# Testmasters FE Exam Material



## tedtqv (Jan 17, 2011)

Testmasters FE review material for sale.

Email me at [email protected] if you are interested.

TestMasters Prep Manual, Class Problems w/ Solutions and Workshop Problems w/ Solutions (both my detailed solutions and the class solutions), Mock Exams. These are not bootleg copies. These are from my class. I worked hundreds of problems and have the detailed solutions. The first time I worked them I did not skip any steps and as I re-worked them I tried to do it as if I was taking the test.

FEES from TestMasters is $495 for each the review course and workshops or $990

I will sell for $250.00


----------



## floridaengineerintraining (Jan 19, 2011)

tedtqv said:


> Testmasters FE review material for sale.
> Email me at [email protected] if you are interested.

# [DATA SHOWN]
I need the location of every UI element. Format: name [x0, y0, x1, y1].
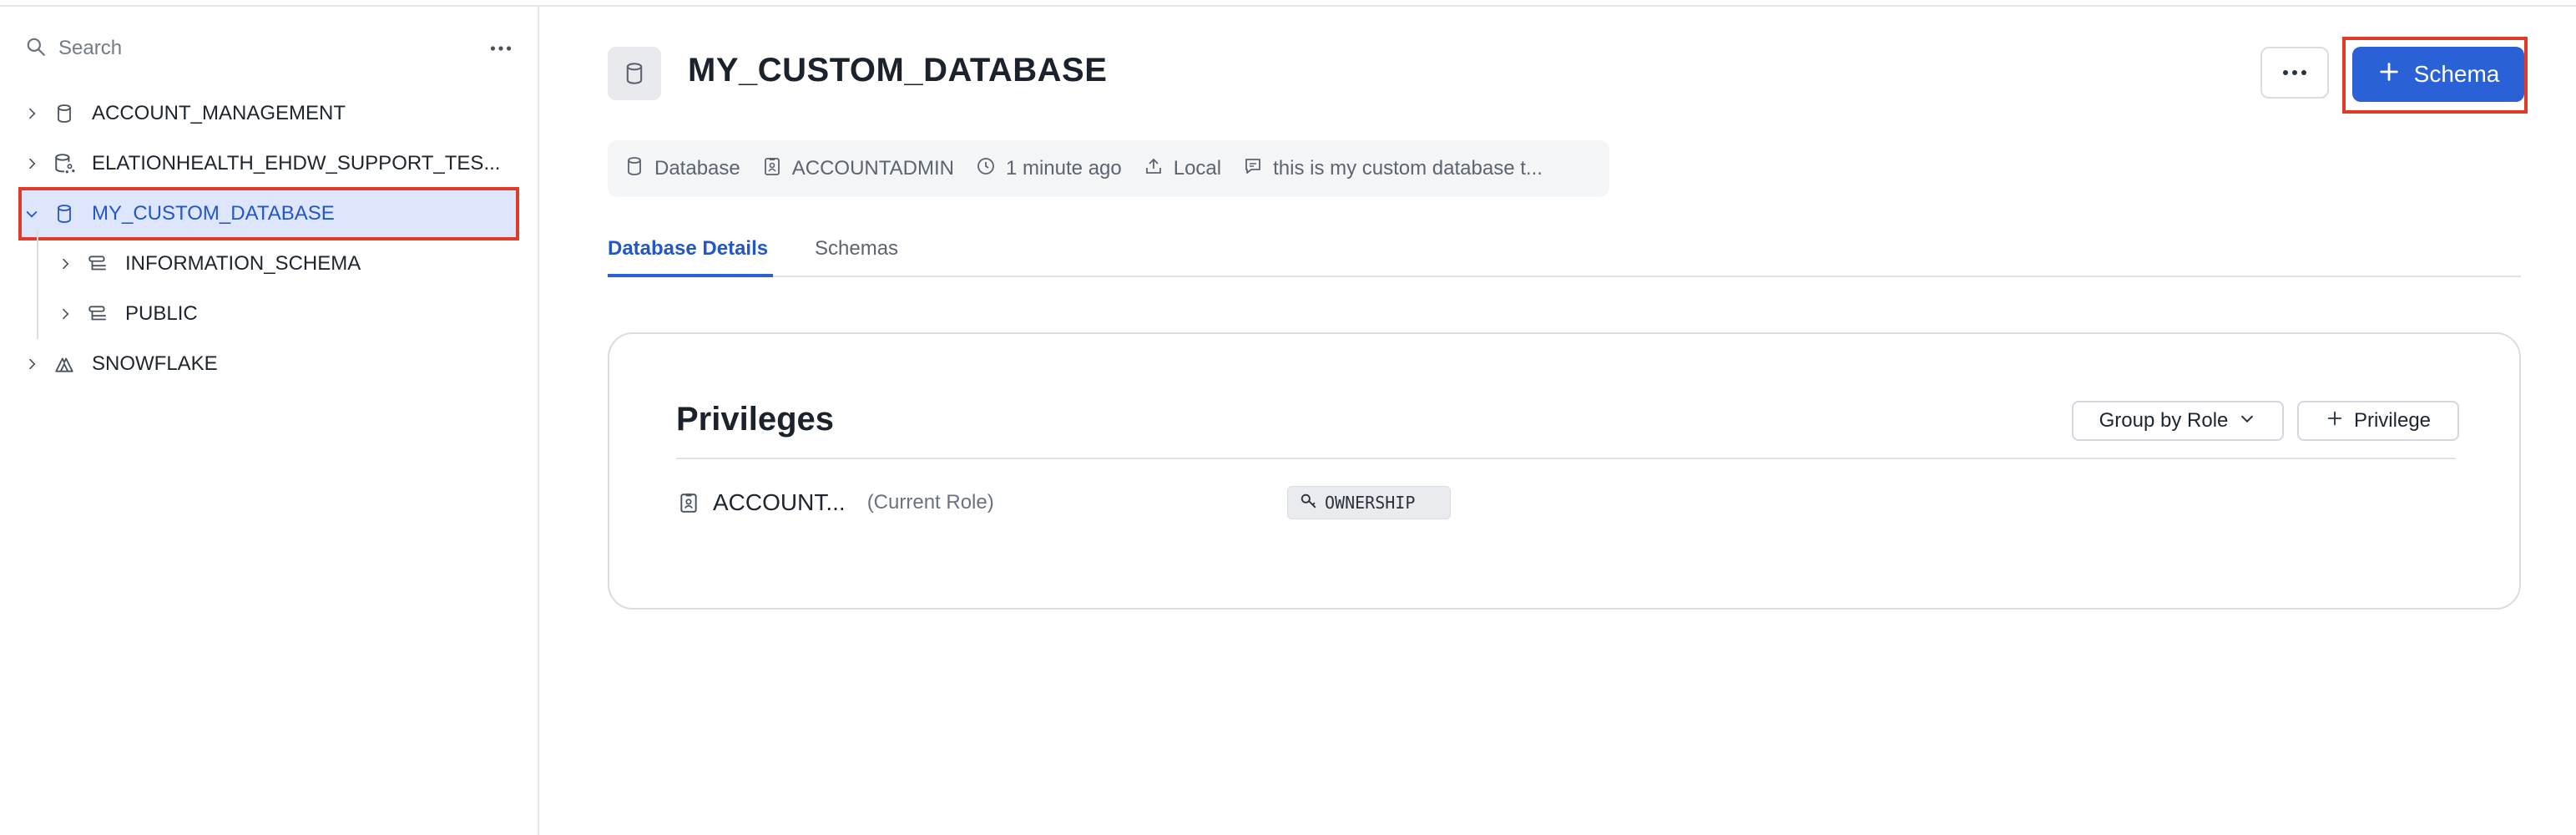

# [REQUIRED TASK]
Answer these questions about the forum thread on TestMasters FE exam material.
1. What price does the seller ask for the material?
2. What fee does TestMasters charge for each of the review course and the workshops?
3. On what date did floridaengineerintraining post a reply?

# [FINAL RESULT]
1. $250.00
2. $495 each, or $990 for both
3. Jan 19, 2011